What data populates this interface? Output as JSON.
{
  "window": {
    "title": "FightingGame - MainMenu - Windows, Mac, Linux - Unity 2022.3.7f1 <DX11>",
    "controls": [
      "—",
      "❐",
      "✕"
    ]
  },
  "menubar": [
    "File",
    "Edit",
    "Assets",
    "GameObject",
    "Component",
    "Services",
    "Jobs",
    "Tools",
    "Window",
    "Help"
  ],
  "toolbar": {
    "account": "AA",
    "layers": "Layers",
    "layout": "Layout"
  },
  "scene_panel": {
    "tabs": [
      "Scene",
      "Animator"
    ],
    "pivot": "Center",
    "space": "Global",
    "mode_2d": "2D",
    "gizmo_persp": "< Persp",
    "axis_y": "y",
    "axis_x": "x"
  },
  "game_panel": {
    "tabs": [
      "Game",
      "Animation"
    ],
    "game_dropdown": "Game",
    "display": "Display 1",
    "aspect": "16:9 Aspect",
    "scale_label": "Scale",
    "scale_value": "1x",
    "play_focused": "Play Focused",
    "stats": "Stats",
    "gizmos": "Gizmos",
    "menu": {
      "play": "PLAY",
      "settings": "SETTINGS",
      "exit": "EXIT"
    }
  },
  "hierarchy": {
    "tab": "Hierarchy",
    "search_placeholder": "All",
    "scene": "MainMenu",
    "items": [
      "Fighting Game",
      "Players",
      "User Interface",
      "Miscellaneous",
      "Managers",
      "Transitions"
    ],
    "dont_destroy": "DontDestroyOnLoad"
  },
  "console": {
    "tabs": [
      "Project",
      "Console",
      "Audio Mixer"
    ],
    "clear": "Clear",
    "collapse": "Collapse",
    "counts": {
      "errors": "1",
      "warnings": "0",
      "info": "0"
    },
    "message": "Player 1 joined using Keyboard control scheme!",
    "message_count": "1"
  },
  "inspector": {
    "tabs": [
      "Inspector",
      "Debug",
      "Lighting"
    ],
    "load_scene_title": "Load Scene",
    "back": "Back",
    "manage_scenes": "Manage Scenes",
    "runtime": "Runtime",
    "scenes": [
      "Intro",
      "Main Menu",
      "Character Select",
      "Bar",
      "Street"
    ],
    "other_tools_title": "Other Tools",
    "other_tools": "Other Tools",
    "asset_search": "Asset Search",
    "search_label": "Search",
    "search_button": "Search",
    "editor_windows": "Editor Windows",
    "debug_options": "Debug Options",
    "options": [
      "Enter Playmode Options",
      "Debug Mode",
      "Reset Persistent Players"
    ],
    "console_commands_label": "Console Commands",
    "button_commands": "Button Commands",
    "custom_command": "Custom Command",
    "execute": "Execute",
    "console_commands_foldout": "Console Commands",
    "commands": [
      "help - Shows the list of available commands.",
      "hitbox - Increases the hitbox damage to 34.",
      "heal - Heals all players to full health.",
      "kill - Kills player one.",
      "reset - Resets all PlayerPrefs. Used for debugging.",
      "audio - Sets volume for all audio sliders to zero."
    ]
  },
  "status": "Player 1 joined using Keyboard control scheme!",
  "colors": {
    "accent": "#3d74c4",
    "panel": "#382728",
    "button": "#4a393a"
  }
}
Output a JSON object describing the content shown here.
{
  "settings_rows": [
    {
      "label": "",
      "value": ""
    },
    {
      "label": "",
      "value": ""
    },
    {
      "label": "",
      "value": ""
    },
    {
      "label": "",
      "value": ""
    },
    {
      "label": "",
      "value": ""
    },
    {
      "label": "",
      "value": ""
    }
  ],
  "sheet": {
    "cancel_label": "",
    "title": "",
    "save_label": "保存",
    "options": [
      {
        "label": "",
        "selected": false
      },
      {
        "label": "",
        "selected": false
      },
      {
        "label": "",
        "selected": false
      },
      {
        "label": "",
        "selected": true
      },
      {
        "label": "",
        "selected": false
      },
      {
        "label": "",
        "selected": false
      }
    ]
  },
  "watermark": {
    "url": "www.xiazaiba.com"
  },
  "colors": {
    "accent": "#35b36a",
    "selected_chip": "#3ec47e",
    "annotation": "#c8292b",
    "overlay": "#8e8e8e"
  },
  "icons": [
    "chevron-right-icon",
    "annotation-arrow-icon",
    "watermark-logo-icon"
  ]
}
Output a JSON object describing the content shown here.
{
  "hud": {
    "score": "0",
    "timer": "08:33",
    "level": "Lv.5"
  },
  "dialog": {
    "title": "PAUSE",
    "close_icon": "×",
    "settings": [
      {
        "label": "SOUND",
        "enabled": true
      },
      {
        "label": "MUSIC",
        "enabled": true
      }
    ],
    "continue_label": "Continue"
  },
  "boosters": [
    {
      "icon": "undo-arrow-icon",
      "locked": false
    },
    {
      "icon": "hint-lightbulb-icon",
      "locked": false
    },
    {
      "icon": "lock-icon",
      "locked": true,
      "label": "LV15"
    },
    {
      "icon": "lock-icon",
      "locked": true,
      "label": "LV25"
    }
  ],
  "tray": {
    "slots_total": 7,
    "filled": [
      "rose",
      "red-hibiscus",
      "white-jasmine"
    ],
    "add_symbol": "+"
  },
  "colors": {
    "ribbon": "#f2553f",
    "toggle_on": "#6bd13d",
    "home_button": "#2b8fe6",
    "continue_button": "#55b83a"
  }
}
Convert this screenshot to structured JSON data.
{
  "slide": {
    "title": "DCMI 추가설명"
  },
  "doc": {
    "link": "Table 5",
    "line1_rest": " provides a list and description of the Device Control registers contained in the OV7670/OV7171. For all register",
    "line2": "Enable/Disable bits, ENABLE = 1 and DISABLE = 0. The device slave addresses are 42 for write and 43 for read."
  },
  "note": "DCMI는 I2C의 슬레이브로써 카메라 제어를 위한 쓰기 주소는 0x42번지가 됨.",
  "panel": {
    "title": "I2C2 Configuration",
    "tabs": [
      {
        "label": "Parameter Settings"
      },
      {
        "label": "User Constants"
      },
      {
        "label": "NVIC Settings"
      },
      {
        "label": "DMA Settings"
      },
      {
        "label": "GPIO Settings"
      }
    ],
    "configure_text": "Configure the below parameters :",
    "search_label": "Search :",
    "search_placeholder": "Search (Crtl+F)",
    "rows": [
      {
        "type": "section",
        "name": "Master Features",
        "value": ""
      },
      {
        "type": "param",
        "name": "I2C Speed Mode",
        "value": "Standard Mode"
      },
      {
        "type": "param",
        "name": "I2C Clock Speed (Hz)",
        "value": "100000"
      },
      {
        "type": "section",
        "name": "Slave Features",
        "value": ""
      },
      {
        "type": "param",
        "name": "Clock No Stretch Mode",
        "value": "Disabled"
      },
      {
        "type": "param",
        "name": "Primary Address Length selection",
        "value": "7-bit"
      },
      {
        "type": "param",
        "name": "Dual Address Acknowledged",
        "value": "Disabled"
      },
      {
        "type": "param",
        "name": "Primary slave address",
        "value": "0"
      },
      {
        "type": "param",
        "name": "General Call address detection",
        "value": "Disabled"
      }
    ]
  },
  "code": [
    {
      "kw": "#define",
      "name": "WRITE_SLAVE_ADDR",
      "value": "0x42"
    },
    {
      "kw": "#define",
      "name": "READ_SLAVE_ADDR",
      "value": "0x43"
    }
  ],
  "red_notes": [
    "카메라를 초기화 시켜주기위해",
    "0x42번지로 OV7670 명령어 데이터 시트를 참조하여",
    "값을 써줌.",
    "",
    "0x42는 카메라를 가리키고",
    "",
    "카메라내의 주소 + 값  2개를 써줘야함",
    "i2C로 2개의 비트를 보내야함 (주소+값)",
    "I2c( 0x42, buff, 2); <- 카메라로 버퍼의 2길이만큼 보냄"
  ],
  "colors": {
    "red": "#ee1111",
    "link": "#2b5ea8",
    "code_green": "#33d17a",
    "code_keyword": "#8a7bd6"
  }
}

### Task instructions
Check each line above for the word "list" and give the number of lines that have it, nothing else.

### Completed exercise
2